TO DO> Pull each line containing "Alpes" out of the data and copy it.

[Rows from a figure dataset]
— BEGIN —

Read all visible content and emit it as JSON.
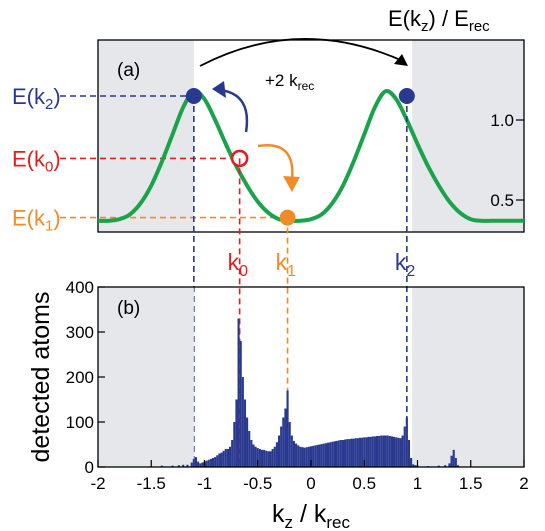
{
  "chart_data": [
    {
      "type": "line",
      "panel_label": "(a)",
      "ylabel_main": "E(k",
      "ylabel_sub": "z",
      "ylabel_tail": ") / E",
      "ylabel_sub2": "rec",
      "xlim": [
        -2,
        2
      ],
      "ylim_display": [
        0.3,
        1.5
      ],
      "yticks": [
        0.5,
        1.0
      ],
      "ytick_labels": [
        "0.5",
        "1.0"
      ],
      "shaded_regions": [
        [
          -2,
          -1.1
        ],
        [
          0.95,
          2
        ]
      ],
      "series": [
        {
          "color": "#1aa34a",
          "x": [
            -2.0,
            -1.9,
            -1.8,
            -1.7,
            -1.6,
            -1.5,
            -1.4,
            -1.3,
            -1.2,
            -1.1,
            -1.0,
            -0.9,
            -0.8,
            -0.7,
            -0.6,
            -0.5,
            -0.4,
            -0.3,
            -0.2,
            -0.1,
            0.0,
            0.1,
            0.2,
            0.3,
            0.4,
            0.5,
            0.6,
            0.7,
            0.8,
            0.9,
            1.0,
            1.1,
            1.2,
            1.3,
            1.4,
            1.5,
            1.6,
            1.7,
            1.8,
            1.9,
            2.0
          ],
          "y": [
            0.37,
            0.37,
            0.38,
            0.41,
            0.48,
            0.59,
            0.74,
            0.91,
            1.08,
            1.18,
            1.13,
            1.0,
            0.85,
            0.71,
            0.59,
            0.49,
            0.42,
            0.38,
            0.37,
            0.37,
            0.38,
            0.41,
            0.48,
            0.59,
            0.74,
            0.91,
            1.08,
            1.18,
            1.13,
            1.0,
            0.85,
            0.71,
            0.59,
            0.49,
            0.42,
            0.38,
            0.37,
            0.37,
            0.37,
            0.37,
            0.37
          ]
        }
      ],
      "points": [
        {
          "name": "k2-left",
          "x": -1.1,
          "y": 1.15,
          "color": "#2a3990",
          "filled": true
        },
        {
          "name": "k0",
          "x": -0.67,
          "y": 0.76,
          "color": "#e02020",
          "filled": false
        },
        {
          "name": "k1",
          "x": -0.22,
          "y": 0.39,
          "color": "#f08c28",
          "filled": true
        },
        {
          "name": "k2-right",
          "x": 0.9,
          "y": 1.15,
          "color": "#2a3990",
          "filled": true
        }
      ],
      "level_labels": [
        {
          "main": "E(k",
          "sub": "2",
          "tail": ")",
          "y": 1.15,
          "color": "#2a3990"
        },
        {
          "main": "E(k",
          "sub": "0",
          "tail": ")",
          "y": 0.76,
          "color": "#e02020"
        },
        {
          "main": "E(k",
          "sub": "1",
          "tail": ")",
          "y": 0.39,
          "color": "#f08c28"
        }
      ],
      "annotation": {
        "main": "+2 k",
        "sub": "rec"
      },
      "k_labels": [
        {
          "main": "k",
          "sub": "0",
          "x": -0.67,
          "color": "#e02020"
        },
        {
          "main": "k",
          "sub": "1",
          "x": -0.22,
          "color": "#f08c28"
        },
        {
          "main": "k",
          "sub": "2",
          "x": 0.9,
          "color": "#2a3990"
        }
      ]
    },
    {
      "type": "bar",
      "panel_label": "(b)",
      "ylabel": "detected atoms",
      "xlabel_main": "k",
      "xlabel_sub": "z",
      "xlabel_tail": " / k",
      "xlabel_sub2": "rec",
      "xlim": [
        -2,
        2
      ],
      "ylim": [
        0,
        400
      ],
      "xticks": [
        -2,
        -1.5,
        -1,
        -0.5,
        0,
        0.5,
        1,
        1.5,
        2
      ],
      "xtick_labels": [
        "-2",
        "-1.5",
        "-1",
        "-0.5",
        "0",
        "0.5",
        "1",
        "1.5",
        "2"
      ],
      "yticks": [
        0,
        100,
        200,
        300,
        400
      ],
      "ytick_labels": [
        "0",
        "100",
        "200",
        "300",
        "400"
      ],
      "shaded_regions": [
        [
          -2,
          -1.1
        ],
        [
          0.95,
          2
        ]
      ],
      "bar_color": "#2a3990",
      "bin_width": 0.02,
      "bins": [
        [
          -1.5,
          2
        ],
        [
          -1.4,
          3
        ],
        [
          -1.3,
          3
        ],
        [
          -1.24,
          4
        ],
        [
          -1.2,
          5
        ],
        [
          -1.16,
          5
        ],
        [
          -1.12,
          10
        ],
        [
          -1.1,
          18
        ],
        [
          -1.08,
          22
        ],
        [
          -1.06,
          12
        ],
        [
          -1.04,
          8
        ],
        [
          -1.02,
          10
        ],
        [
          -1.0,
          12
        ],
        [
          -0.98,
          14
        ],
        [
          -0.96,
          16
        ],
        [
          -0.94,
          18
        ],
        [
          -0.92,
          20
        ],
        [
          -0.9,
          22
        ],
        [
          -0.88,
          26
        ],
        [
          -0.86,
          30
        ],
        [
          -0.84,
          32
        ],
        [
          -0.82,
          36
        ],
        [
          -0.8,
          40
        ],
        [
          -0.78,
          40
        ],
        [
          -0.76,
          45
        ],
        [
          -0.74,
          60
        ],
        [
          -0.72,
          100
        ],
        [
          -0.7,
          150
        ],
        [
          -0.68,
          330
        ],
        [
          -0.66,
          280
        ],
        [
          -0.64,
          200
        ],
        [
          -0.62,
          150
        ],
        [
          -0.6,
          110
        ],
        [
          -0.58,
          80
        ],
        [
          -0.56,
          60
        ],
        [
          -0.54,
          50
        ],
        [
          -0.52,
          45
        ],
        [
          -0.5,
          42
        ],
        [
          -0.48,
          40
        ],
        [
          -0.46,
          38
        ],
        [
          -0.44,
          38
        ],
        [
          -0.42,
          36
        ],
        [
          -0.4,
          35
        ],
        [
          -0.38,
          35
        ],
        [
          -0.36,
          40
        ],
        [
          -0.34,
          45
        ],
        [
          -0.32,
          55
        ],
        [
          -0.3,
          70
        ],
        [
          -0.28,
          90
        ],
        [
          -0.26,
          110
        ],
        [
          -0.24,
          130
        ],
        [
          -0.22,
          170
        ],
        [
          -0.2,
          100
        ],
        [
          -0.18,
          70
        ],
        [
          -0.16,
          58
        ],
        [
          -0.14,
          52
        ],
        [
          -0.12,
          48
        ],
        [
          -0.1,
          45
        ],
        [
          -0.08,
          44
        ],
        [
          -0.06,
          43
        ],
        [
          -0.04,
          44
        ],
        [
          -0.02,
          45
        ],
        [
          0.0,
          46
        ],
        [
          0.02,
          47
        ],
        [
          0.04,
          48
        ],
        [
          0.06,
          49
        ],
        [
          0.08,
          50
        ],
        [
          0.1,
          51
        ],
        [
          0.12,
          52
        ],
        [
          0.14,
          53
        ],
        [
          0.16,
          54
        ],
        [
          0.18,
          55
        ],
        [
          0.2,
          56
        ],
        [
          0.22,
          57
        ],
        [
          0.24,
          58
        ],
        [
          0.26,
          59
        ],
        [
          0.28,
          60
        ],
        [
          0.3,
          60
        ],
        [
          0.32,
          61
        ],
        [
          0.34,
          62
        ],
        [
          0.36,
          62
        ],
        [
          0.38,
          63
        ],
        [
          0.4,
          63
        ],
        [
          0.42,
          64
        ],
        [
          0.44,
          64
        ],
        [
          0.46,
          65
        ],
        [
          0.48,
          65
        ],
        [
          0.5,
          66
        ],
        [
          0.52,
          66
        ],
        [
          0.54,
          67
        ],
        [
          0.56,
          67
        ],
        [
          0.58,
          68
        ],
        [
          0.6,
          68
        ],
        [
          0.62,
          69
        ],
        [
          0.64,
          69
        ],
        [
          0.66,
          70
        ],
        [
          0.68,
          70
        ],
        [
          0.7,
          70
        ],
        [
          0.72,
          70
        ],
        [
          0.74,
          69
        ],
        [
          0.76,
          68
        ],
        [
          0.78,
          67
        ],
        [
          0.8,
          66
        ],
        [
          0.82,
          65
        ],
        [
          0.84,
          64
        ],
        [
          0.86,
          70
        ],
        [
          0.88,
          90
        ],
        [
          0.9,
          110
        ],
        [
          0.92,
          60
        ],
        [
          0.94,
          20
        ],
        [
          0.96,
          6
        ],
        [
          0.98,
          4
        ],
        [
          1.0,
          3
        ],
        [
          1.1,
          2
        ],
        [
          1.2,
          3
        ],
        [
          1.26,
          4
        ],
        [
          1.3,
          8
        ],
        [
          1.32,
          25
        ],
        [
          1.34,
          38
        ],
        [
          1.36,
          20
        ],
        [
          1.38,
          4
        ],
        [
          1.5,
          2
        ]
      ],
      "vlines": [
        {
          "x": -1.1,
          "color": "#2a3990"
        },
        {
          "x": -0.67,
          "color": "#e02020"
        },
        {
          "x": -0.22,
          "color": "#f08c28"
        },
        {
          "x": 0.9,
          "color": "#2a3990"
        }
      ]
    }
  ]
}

— END —
— BEGIN —

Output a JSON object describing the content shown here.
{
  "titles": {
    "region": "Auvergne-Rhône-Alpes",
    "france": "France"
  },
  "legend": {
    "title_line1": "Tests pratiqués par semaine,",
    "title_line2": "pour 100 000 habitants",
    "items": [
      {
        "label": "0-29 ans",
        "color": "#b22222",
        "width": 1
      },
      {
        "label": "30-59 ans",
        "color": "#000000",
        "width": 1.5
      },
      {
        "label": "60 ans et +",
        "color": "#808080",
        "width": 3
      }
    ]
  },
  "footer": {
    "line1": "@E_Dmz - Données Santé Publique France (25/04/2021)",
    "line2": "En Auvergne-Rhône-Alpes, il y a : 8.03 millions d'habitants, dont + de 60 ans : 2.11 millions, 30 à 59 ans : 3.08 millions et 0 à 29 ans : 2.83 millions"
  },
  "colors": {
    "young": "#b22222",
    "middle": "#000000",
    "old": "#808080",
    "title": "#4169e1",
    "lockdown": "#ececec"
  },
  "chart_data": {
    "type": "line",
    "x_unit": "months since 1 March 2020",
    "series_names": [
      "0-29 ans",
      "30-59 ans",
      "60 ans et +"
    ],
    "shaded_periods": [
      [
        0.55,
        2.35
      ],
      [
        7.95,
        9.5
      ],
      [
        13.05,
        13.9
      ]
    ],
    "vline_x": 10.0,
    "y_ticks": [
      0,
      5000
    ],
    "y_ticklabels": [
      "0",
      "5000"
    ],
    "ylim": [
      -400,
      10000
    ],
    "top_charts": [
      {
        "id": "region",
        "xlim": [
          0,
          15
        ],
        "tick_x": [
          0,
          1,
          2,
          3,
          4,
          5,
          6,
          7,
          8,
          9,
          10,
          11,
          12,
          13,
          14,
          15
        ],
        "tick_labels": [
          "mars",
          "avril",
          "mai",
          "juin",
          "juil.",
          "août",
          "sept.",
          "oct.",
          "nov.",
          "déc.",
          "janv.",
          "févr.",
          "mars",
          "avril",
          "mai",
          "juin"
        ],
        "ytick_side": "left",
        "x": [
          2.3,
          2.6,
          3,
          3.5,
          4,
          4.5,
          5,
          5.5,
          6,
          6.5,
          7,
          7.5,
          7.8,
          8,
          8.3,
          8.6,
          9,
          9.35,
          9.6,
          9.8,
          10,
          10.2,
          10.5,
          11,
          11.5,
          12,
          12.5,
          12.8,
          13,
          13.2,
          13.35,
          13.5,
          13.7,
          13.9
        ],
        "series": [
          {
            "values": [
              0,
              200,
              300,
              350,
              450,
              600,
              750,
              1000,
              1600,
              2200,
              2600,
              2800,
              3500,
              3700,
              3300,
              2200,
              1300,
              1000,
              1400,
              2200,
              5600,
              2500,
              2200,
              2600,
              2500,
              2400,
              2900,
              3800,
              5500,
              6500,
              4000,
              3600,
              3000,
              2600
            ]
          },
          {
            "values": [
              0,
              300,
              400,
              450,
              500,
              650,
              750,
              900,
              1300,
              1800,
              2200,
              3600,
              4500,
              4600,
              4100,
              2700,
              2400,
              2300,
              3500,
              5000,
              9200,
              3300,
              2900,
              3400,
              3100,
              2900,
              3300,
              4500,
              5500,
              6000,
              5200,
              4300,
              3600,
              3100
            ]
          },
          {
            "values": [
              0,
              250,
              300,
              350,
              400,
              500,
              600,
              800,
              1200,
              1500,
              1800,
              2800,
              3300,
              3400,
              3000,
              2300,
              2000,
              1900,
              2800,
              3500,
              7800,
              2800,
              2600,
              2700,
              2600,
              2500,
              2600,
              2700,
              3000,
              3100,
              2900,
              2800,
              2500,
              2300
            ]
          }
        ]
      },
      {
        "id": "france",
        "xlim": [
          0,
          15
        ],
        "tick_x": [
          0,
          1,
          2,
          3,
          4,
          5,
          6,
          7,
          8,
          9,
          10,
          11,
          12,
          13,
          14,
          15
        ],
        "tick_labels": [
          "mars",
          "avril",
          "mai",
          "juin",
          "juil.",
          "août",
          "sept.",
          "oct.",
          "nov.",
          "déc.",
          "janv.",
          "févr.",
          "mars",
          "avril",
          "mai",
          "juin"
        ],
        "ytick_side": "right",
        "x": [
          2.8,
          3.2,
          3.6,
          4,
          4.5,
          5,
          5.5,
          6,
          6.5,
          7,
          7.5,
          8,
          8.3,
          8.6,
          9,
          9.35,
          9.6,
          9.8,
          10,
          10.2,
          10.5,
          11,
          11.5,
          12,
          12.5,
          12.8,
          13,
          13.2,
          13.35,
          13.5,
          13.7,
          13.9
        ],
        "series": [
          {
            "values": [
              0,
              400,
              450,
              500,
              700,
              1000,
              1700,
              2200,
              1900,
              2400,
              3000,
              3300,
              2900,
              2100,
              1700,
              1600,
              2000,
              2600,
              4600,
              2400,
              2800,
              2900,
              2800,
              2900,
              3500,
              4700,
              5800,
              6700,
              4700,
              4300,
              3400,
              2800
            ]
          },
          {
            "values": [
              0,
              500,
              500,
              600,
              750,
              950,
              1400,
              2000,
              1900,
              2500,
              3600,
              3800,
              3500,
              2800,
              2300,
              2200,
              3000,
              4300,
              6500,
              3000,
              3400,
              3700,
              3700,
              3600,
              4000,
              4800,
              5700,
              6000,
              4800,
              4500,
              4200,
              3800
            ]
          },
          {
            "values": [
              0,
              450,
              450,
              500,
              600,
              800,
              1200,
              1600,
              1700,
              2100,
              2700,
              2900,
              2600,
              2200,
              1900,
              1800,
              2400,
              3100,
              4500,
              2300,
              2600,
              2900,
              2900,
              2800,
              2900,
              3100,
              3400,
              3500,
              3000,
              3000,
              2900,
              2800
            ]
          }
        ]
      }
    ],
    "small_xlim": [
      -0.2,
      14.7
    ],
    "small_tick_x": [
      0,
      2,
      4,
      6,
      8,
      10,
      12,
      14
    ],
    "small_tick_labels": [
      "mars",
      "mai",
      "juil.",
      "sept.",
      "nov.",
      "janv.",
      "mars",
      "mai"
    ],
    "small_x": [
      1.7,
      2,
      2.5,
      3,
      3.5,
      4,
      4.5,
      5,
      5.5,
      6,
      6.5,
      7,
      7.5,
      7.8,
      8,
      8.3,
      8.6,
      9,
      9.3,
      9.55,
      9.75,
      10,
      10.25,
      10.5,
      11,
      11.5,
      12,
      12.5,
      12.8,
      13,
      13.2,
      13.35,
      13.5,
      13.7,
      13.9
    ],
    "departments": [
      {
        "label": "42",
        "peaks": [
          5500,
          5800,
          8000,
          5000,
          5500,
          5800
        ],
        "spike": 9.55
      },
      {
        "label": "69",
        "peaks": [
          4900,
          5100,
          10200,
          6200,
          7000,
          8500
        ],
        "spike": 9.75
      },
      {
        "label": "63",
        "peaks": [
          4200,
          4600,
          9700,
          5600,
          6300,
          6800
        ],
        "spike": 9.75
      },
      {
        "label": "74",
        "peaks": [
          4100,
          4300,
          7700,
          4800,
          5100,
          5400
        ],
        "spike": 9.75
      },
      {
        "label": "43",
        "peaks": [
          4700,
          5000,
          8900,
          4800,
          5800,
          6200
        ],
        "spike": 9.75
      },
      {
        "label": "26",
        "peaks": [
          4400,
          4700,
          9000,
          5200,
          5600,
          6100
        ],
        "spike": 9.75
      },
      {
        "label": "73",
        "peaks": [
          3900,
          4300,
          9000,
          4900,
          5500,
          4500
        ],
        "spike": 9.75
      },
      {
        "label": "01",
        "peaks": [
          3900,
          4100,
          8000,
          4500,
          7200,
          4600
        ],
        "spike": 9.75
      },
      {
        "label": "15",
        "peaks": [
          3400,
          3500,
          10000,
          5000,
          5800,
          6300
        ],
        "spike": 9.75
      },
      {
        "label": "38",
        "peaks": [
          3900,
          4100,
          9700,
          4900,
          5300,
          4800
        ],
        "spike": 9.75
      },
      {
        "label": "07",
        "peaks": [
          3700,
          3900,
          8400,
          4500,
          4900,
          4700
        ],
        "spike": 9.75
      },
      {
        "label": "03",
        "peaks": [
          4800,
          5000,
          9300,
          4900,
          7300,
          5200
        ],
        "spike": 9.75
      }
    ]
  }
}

— END —

COMPLETE OUTPUT>
    "region": "Auvergne-Rhône-Alpes",
    "line2": "En Auvergne-Rhône-Alpes, il y a : 8.03 millions d'habitants, dont + de 60 ans : 2.11 millions, 30 à 59 ans : 3.08 millions et 0 à 29 ans : 2.83 millions"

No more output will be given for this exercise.